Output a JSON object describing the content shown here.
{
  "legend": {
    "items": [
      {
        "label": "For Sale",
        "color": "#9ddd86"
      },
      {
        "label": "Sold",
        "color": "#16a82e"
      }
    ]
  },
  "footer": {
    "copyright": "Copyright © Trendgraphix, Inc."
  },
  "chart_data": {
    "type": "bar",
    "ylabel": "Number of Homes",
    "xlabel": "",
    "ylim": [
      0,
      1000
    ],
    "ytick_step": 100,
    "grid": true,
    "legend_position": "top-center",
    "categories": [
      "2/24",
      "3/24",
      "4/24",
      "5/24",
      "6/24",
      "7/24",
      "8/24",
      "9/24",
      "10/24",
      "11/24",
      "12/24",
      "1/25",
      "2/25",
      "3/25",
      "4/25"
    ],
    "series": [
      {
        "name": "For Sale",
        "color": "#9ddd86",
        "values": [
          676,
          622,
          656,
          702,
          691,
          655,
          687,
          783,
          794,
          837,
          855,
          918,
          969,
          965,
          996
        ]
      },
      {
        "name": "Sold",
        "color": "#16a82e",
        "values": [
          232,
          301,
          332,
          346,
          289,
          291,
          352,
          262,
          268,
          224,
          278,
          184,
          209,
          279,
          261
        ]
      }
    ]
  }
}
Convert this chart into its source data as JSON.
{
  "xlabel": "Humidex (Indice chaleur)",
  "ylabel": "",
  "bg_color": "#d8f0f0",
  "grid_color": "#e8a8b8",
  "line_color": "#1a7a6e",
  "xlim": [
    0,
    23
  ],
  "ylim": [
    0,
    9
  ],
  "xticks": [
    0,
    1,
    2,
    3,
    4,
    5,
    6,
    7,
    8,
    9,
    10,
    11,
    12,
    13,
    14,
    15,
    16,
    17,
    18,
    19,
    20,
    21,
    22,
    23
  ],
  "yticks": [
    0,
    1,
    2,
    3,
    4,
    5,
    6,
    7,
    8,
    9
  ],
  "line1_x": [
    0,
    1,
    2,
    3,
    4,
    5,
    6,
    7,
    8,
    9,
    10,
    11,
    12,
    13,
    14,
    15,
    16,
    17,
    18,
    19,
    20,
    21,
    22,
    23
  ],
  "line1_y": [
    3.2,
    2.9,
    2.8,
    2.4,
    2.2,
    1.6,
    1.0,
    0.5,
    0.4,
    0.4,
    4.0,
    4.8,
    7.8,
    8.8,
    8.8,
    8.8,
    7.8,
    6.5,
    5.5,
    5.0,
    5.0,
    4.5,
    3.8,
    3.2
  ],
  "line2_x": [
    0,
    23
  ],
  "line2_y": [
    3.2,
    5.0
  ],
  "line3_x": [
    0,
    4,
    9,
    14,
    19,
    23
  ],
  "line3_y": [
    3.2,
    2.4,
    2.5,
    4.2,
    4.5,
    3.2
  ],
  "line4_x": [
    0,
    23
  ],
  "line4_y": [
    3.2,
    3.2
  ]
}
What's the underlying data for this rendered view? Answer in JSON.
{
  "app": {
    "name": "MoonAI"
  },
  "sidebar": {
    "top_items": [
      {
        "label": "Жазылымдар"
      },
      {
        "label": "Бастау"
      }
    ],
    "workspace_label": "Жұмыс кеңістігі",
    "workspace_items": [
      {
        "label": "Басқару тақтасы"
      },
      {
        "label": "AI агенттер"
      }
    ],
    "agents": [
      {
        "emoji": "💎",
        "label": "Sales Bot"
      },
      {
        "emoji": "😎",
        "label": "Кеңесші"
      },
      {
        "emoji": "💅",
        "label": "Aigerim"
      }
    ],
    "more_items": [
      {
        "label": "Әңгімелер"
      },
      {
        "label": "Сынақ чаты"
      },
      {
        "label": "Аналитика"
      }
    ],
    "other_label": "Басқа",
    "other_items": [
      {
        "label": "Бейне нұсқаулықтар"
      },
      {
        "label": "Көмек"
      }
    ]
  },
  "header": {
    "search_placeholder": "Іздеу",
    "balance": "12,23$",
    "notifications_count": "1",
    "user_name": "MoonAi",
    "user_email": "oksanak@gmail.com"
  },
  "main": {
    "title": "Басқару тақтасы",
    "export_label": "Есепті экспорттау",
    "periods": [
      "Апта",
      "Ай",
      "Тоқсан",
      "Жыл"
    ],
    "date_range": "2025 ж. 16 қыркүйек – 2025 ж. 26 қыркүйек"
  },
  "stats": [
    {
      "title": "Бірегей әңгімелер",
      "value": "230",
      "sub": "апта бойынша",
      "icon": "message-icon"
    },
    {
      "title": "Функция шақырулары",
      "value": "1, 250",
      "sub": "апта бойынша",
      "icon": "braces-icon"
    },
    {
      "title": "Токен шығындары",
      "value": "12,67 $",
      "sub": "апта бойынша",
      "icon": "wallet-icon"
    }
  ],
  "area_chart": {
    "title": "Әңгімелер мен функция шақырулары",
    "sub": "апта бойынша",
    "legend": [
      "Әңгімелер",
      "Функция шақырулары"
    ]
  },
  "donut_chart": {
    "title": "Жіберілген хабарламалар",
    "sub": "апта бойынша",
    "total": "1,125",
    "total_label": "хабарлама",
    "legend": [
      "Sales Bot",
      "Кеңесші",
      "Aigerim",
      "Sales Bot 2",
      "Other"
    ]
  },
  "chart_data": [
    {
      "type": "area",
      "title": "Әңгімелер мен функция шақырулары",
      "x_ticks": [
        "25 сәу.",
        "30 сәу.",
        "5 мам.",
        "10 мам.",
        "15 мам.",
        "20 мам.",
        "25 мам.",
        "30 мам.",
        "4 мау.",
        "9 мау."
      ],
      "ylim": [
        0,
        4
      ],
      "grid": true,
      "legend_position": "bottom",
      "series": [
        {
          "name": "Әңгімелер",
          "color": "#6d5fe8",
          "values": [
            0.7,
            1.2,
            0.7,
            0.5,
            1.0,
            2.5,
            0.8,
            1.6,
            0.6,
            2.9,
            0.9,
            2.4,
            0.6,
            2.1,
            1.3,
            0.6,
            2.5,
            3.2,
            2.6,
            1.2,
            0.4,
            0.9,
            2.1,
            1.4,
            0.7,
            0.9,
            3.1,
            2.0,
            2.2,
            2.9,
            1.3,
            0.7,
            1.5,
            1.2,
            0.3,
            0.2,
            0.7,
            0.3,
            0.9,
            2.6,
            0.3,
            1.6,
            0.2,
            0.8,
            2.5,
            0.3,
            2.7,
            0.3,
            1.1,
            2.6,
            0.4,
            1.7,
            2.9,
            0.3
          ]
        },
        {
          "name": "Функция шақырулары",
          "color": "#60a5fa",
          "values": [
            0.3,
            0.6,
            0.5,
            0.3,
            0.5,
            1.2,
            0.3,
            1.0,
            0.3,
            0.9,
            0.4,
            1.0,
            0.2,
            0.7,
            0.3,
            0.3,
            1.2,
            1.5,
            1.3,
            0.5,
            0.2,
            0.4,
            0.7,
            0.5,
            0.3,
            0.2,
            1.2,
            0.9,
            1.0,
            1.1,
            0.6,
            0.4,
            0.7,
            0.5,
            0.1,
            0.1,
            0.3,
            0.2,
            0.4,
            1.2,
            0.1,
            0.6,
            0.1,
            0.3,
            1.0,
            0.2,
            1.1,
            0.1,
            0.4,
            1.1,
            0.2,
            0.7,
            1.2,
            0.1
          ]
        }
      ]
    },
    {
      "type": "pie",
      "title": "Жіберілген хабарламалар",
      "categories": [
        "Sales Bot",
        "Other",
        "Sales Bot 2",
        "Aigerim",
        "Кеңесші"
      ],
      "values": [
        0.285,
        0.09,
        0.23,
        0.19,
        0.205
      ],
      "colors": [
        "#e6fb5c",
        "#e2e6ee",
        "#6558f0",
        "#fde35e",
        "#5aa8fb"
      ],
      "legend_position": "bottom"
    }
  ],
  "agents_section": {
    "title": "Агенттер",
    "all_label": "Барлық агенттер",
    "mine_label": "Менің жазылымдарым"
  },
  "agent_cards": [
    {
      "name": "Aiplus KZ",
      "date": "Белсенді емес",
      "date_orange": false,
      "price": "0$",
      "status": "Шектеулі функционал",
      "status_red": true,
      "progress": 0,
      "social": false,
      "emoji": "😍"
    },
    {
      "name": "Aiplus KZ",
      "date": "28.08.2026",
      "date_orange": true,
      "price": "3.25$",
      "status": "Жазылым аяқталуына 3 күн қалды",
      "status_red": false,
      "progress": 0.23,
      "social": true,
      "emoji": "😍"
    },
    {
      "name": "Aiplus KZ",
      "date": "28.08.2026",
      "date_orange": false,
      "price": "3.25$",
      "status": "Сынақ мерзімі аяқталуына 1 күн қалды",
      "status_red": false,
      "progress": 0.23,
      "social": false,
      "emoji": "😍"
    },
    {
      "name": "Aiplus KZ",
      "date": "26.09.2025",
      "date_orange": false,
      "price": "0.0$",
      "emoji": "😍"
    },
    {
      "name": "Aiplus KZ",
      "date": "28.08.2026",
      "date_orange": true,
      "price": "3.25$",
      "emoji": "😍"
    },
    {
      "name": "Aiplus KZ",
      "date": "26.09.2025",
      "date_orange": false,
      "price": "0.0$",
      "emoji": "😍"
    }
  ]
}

____________________

▸ **What the task requires**: Identify each line containing the string "true" and copy it out.

▸ **Response for this exercise**:
    "grid": true,
      "grid": true,
      "status_red": true,
      "date_orange": true,
      "social": true,
      "date_orange": true,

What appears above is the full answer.